#### RECORD EXTRACTS

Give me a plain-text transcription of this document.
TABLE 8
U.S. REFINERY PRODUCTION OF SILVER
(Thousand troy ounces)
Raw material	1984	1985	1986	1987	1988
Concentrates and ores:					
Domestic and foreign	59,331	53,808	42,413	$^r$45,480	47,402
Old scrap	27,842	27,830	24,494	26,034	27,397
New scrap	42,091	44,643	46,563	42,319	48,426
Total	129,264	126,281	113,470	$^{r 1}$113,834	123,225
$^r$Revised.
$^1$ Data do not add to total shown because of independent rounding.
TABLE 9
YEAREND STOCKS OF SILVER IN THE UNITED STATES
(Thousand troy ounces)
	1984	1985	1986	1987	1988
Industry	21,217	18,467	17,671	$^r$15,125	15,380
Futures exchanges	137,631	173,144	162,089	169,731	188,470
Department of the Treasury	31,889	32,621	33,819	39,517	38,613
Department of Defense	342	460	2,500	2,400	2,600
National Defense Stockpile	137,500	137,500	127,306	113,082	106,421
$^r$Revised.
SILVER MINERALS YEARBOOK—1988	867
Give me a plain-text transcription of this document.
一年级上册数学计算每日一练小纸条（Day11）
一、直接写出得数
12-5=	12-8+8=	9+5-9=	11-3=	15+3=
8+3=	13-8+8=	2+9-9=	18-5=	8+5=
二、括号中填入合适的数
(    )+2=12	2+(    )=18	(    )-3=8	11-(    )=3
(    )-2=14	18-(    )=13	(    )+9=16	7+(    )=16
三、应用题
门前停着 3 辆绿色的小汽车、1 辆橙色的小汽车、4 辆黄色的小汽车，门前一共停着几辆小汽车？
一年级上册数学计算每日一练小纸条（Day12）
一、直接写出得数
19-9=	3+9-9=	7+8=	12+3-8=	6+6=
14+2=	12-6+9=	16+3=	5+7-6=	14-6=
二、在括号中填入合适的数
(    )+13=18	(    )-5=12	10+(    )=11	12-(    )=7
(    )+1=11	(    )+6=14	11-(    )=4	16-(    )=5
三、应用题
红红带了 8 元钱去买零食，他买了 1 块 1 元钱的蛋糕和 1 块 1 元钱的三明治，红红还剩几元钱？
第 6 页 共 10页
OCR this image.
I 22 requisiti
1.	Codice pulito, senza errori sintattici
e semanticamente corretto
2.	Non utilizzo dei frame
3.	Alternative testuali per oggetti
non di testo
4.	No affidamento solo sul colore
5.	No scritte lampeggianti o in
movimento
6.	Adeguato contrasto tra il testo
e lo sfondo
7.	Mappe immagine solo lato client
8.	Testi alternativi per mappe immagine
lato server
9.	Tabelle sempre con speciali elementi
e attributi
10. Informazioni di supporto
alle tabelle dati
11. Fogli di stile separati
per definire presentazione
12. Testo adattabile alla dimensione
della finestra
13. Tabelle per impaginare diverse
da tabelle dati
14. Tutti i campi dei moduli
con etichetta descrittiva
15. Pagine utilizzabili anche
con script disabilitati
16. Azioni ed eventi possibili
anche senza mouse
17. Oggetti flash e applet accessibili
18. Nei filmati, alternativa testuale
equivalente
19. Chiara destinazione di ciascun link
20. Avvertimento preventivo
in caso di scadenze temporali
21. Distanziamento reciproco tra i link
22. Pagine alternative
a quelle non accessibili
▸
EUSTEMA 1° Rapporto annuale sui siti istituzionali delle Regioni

########

Reproduce the data shown above exactly.

=== EXERCISE RESPONSE ===
Give me a plain-text transcription of this document.
TABLE 8
U.S. REFINERY PRODUCTION OF SILVER
(Thousand troy ounces)
Raw material	1984	1985	1986	1987	1988
Concentrates and ores:					
Domestic and foreign	59,331	53,808	42,413	$^r$45,480	47,402
Old scrap	27,842	27,830	24,494	26,034	27,397
New scrap	42,091	44,643	46,563	42,319	48,426
Total	129,264	126,281	113,470	$^{r 1}$113,834	123,225
$^r$Revised.
$^1$ Data do not add to total shown because of independent rounding.
TABLE 9
YEAREND STOCKS OF SILVER IN THE UNITED STATES
(Thousand troy ounces)
	1984	1985	1986	1987	1988
Industry	21,217	18,467	17,671	$^r$15,125	15,380
Futures exchanges	137,631	173,144	162,089	169,731	188,470
Department of the Treasury	31,889	32,621	33,819	39,517	38,613
Department of Defense	342	460	2,500	2,400	2,600
National Defense Stockpile	137,500	137,500	127,306	113,082	106,421
$^r$Revised.
SILVER MINERALS YEARBOOK—1988	867
Give me a plain-text transcription of this document.
一年级上册数学计算每日一练小纸条（Day11）
一、直接写出得数
12-5=	12-8+8=	9+5-9=	11-3=	15+3=
8+3=	13-8+8=	2+9-9=	18-5=	8+5=
二、括号中填入合适的数
(    )+2=12	2+(    )=18	(    )-3=8	11-(    )=3
(    )-2=14	18-(    )=13	(    )+9=16	7+(    )=16
三、应用题
门前停着 3 辆绿色的小汽车、1 辆橙色的小汽车、4 辆黄色的小汽车，门前一共停着几辆小汽车？
一年级上册数学计算每日一练小纸条（Day12）
一、直接写出得数
19-9=	3+9-9=	7+8=	12+3-8=	6+6=
14+2=	12-6+9=	16+3=	5+7-6=	14-6=
二、在括号中填入合适的数
(    )+13=18	(    )-5=12	10+(    )=11	12-(    )=7
(    )+1=11	(    )+6=14	11-(    )=4	16-(    )=5
三、应用题
红红带了 8 元钱去买零食，他买了 1 块 1 元钱的蛋糕和 1 块 1 元钱的三明治，红红还剩几元钱？
第 6 页 共 10页
OCR this image.
I 22 requisiti
1.	Codice pulito, senza errori sintattici
e semanticamente corretto
2.	Non utilizzo dei frame
3.	Alternative testuali per oggetti
non di testo
4.	No affidamento solo sul colore
5.	No scritte lampeggianti o in
movimento
6.	Adeguato contrasto tra il testo
e lo sfondo
7.	Mappe immagine solo lato client
8.	Testi alternativi per mappe immagine
lato server
9.	Tabelle sempre con speciali elementi
e attributi
10. Informazioni di supporto
alle tabelle dati
11. Fogli di stile separati
per definire presentazione
12. Testo adattabile alla dimensione
della finestra
13. Tabelle per impaginare diverse
da tabelle dati
14. Tutti i campi dei moduli
con etichetta descrittiva
15. Pagine utilizzabili anche
con script disabilitati
16. Azioni ed eventi possibili
anche senza mouse
17. Oggetti flash e applet accessibili
18. Nei filmati, alternativa testuale
equivalente
19. Chiara destinazione di ciascun link
20. Avvertimento preventivo
in caso di scadenze temporali
21. Distanziamento reciproco tra i link
22. Pagine alternative
a quelle non accessibili
▸
EUSTEMA 1° Rapporto annuale sui siti istituzionali delle Regioni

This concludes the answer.